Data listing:
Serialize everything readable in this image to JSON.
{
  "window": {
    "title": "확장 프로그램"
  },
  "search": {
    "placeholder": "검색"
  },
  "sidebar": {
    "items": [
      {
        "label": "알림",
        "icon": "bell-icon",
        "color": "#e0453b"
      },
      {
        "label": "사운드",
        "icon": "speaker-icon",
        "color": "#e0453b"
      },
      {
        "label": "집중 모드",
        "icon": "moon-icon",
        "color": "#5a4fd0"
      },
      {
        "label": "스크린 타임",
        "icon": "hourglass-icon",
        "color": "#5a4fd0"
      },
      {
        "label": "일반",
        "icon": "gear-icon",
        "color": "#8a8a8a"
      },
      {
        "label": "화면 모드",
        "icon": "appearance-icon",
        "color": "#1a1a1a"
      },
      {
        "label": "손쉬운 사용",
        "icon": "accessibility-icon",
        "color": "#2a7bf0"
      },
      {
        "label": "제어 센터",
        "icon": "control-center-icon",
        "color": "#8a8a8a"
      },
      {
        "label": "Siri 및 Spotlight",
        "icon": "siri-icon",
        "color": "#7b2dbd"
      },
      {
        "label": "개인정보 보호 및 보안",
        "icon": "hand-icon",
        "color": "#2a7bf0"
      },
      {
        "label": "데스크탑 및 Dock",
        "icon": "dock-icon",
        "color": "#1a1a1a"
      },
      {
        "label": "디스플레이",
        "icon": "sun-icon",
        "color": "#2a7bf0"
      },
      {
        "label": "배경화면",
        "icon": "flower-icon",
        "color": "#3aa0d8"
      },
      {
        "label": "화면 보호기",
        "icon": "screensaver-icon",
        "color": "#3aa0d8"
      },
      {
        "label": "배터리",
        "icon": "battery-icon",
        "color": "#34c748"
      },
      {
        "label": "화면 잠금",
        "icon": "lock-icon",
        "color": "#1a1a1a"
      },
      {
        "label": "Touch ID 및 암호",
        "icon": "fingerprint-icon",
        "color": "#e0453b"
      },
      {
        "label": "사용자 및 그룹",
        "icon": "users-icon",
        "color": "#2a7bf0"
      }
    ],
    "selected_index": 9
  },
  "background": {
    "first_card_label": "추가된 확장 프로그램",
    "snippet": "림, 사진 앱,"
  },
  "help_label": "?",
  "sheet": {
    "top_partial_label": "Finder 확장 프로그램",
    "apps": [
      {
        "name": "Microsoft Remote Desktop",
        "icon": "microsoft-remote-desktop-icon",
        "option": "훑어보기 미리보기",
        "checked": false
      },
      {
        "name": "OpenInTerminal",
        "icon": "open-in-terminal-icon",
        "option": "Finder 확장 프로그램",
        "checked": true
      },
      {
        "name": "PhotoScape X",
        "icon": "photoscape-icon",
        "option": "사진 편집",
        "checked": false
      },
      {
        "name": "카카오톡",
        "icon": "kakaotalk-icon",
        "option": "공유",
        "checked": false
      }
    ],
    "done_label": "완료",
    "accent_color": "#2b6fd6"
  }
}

**SET EXERCISE:** Look through the entries above. Extract each line with the word "프로그램".

**RESPONSE TO THIS EXERCISE:**
    "title": "확장 프로그램"
    "first_card_label": "추가된 확장 프로그램",
    "top_partial_label": "Finder 확장 프로그램",
        "option": "Finder 확장 프로그램",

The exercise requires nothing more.